Only the number is wanted: count the lines that include the word "performances".

▸ **Material for this exercise**
━━━━━━━━━━

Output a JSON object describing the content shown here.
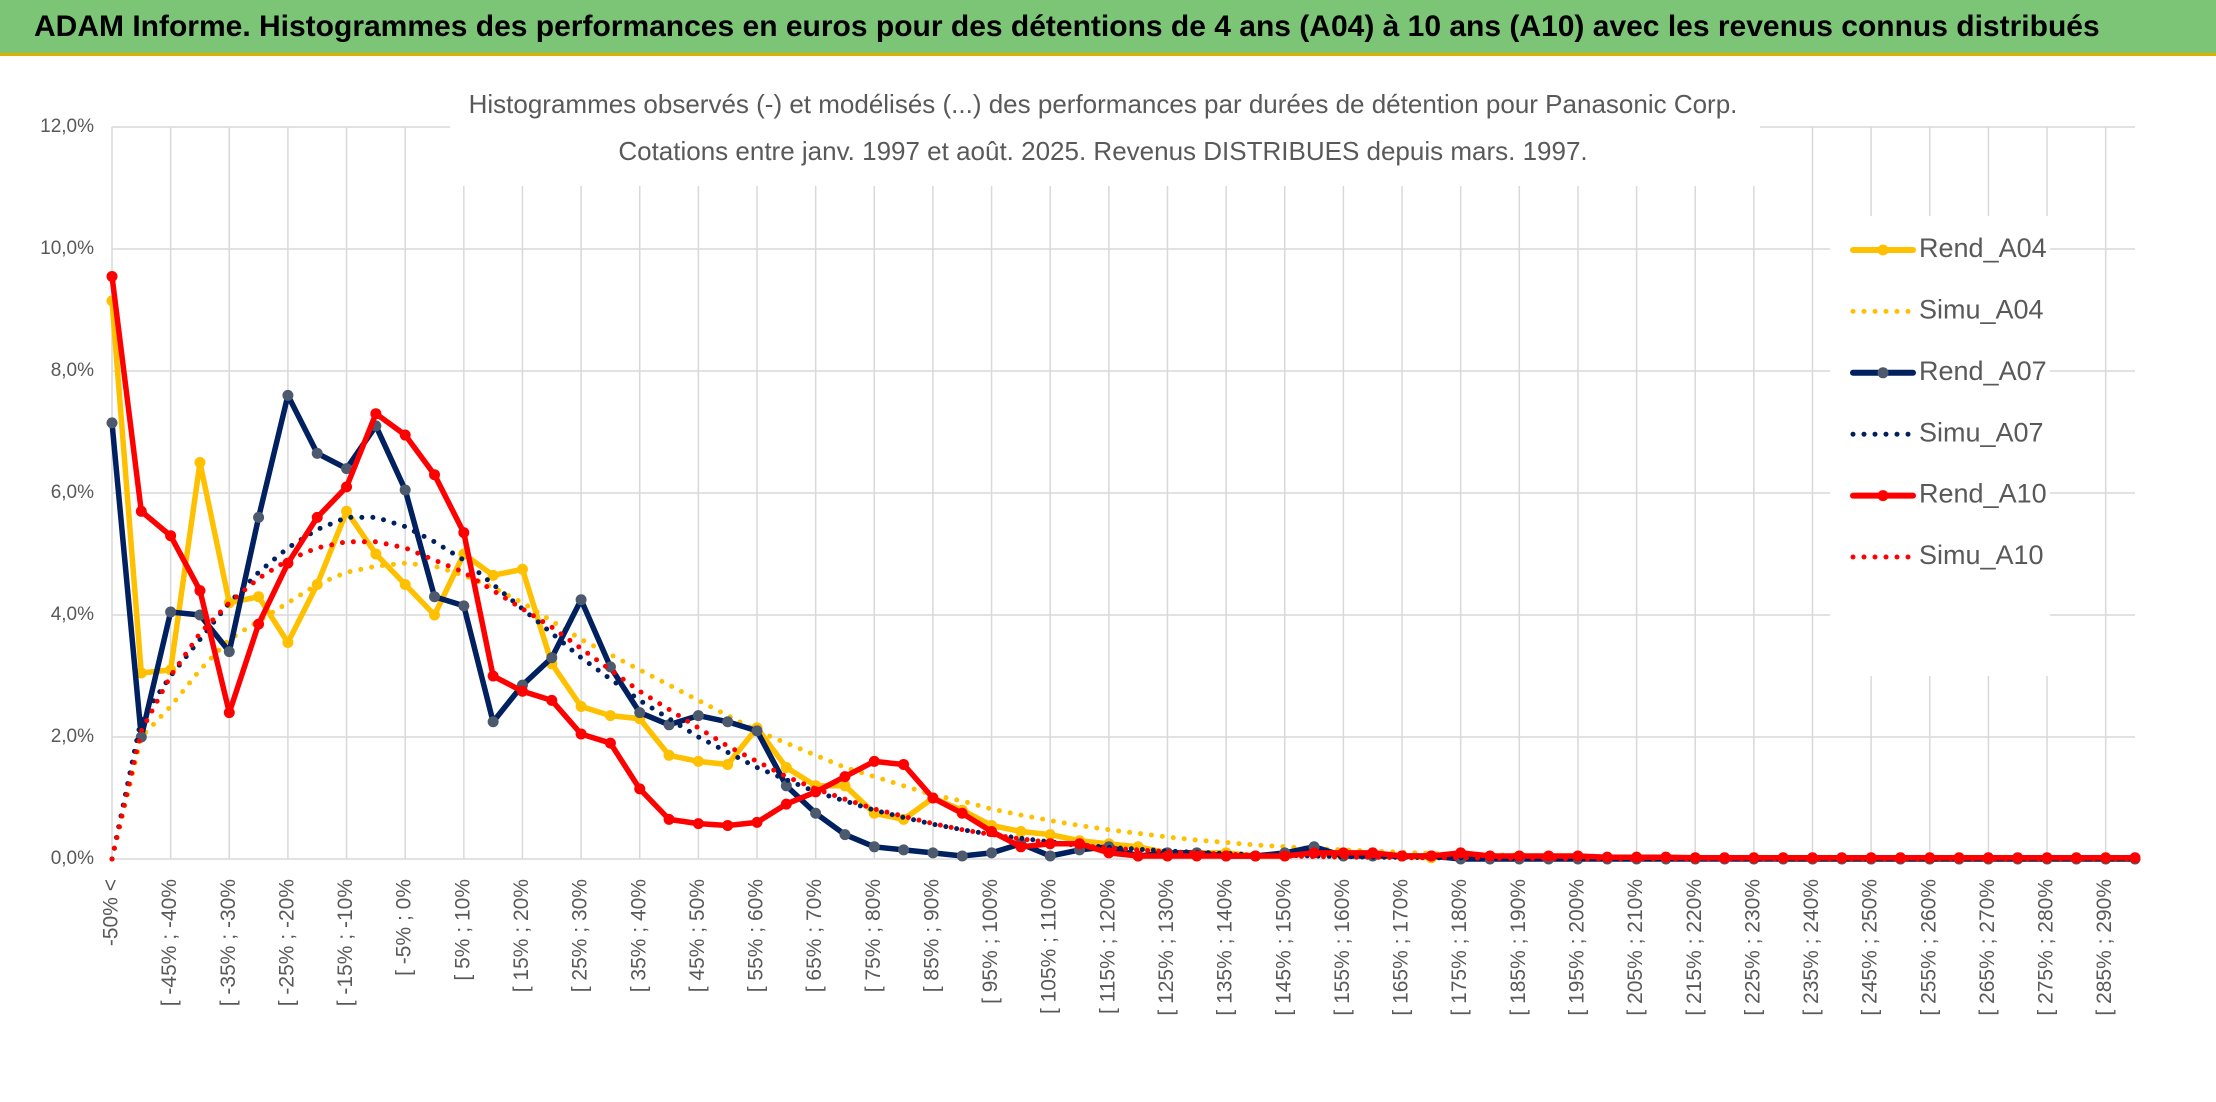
{
  "header": {
    "title": "ADAM Informe. Histogrammes des performances en euros pour des détentions de 4 ans (A04) à 10 ans (A10) avec les revenus connus distribués"
  },
  "chart_data": {
    "type": "line",
    "title": "Histogrammes observés (-) et modélisés (...) des performances par durées de détention pour Panasonic Corp.",
    "subtitle": "Cotations entre janv. 1997 et août. 2025. Revenus DISTRIBUES depuis mars. 1997.",
    "categories": [
      "-50% <",
      null,
      "[ -45% ; -40%",
      null,
      "[ -35% ; -30%",
      null,
      "[ -25% ; -20%",
      null,
      "[ -15% ; -10%",
      null,
      "[ -5% ; 0%",
      null,
      "[ 5% ; 10%",
      null,
      "[ 15% ; 20%",
      null,
      "[ 25% ; 30%",
      null,
      "[ 35% ; 40%",
      null,
      "[ 45% ; 50%",
      null,
      "[ 55% ; 60%",
      null,
      "[ 65% ; 70%",
      null,
      "[ 75% ; 80%",
      null,
      "[ 85% ; 90%",
      null,
      "[ 95% ; 100%",
      null,
      "[ 105% ; 110%",
      null,
      "[ 115% ; 120%",
      null,
      "[ 125% ; 130%",
      null,
      "[ 135% ; 140%",
      null,
      "[ 145% ; 150%",
      null,
      "[ 155% ; 160%",
      null,
      "[ 165% ; 170%",
      null,
      "[ 175% ; 180%",
      null,
      "[ 185% ; 190%",
      null,
      "[ 195% ; 200%",
      null,
      "[ 205% ; 210%",
      null,
      "[ 215% ; 220%",
      null,
      "[ 225% ; 230%",
      null,
      "[ 235% ; 240%",
      null,
      "[ 245% ; 250%",
      null,
      "[ 255% ; 260%",
      null,
      "[ 265% ; 270%",
      null,
      "[ 275% ; 280%",
      null,
      "[ 285% ; 290%",
      null
    ],
    "series": [
      {
        "name": "Rend_A04",
        "color": "#ffc000",
        "dotted": false,
        "values": [
          9.15,
          3.05,
          3.1,
          6.5,
          4.2,
          4.3,
          3.55,
          4.5,
          5.7,
          5.0,
          4.5,
          4.0,
          5.0,
          4.65,
          4.75,
          3.2,
          2.5,
          2.35,
          2.3,
          1.7,
          1.6,
          1.55,
          2.15,
          1.5,
          1.2,
          1.2,
          0.75,
          0.65,
          1.0,
          0.8,
          0.55,
          0.45,
          0.4,
          0.3,
          0.25,
          0.2,
          0.1,
          0.1,
          0.1,
          0.05,
          0.05,
          0.1,
          0.05,
          0.1,
          0.05,
          0.02,
          0.05,
          0.03,
          0.03,
          0.02,
          0.02,
          0.02,
          0.01,
          0.01,
          0.01,
          0.01,
          0.01,
          0,
          0,
          0,
          0,
          0,
          0,
          0,
          0,
          0,
          0,
          0,
          0,
          0
        ]
      },
      {
        "name": "Simu_A04",
        "color": "#ffc000",
        "dotted": true,
        "values": [
          0,
          2.0,
          2.5,
          3.1,
          3.6,
          3.9,
          4.2,
          4.5,
          4.7,
          4.8,
          4.85,
          4.8,
          4.65,
          4.45,
          4.2,
          3.9,
          3.6,
          3.35,
          3.1,
          2.85,
          2.6,
          2.35,
          2.1,
          1.9,
          1.7,
          1.5,
          1.35,
          1.2,
          1.05,
          0.95,
          0.82,
          0.72,
          0.63,
          0.55,
          0.48,
          0.42,
          0.36,
          0.31,
          0.27,
          0.23,
          0.2,
          0.17,
          0.15,
          0.13,
          0.11,
          0.09,
          0.08,
          0.07,
          0.06,
          0.05,
          0.04,
          0.03,
          0.03,
          0.02,
          0.02,
          0.02,
          0.01,
          0.01,
          0.01,
          0.01,
          0,
          0,
          0,
          0,
          0,
          0,
          0,
          0,
          0,
          0
        ]
      },
      {
        "name": "Rend_A07",
        "color": "#002060",
        "dotted": false,
        "values": [
          7.15,
          2.0,
          4.05,
          4.0,
          3.4,
          5.6,
          7.6,
          6.65,
          6.4,
          7.1,
          6.05,
          4.3,
          4.15,
          2.25,
          2.85,
          3.3,
          4.25,
          3.15,
          2.4,
          2.2,
          2.35,
          2.25,
          2.1,
          1.2,
          0.75,
          0.4,
          0.2,
          0.15,
          0.1,
          0.05,
          0.1,
          0.25,
          0.05,
          0.15,
          0.2,
          0.05,
          0.1,
          0.1,
          0.05,
          0.05,
          0.1,
          0.2,
          0.05,
          0.05,
          0.05,
          0.05,
          0,
          0,
          0,
          0,
          0,
          0,
          0,
          0,
          0,
          0,
          0,
          0,
          0,
          0,
          0,
          0,
          0,
          0,
          0,
          0,
          0,
          0,
          0,
          0
        ]
      },
      {
        "name": "Simu_A07",
        "color": "#002060",
        "dotted": true,
        "values": [
          0,
          2.3,
          3.0,
          3.6,
          4.2,
          4.7,
          5.1,
          5.4,
          5.6,
          5.6,
          5.45,
          5.2,
          4.9,
          4.5,
          4.1,
          3.7,
          3.3,
          2.95,
          2.6,
          2.3,
          2.0,
          1.75,
          1.5,
          1.3,
          1.1,
          0.95,
          0.8,
          0.68,
          0.57,
          0.48,
          0.4,
          0.34,
          0.28,
          0.23,
          0.19,
          0.16,
          0.13,
          0.11,
          0.09,
          0.07,
          0.06,
          0.05,
          0.04,
          0.03,
          0.03,
          0.02,
          0.02,
          0.01,
          0.01,
          0.01,
          0,
          0,
          0,
          0,
          0,
          0,
          0,
          0,
          0,
          0,
          0,
          0,
          0,
          0,
          0,
          0,
          0,
          0,
          0,
          0
        ]
      },
      {
        "name": "Rend_A10",
        "color": "#ff0000",
        "dotted": false,
        "values": [
          9.55,
          5.7,
          5.3,
          4.4,
          2.4,
          3.85,
          4.85,
          5.6,
          6.1,
          7.3,
          6.95,
          6.3,
          5.35,
          3.0,
          2.75,
          2.6,
          2.05,
          1.9,
          1.15,
          0.65,
          0.58,
          0.55,
          0.6,
          0.9,
          1.1,
          1.35,
          1.6,
          1.55,
          1.0,
          0.75,
          0.45,
          0.2,
          0.25,
          0.25,
          0.1,
          0.05,
          0.05,
          0.05,
          0.05,
          0.05,
          0.05,
          0.1,
          0.1,
          0.1,
          0.05,
          0.05,
          0.1,
          0.05,
          0.05,
          0.05,
          0.05,
          0.03,
          0.03,
          0.03,
          0.02,
          0.02,
          0.02,
          0.02,
          0.02,
          0.02,
          0.02,
          0.02,
          0.02,
          0.02,
          0.02,
          0.02,
          0.02,
          0.02,
          0.02,
          0.02
        ]
      },
      {
        "name": "Simu_A10",
        "color": "#ff0000",
        "dotted": true,
        "values": [
          0,
          2.1,
          3.0,
          3.7,
          4.2,
          4.6,
          4.9,
          5.1,
          5.2,
          5.2,
          5.1,
          4.9,
          4.7,
          4.4,
          4.1,
          3.8,
          3.45,
          3.1,
          2.75,
          2.45,
          2.15,
          1.85,
          1.6,
          1.35,
          1.15,
          0.98,
          0.82,
          0.7,
          0.58,
          0.48,
          0.4,
          0.33,
          0.27,
          0.22,
          0.18,
          0.15,
          0.12,
          0.1,
          0.08,
          0.06,
          0.05,
          0.04,
          0.03,
          0.03,
          0.02,
          0.02,
          0.02,
          0.01,
          0.01,
          0.01,
          0,
          0,
          0,
          0,
          0,
          0,
          0,
          0,
          0,
          0,
          0,
          0,
          0,
          0,
          0,
          0,
          0,
          0,
          0,
          0
        ]
      }
    ],
    "ylim": [
      0,
      12
    ],
    "yticks": [
      {
        "value": 0,
        "label": "0,0%"
      },
      {
        "value": 2,
        "label": "2,0%"
      },
      {
        "value": 4,
        "label": "4,0%"
      },
      {
        "value": 6,
        "label": "6,0%"
      },
      {
        "value": 8,
        "label": "8,0%"
      },
      {
        "value": 10,
        "label": "10,0%"
      },
      {
        "value": 12,
        "label": "12,0%"
      }
    ],
    "grid": true,
    "legend": "right"
  }
}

━━━━━━━━━━

▸ **Exercise result**
2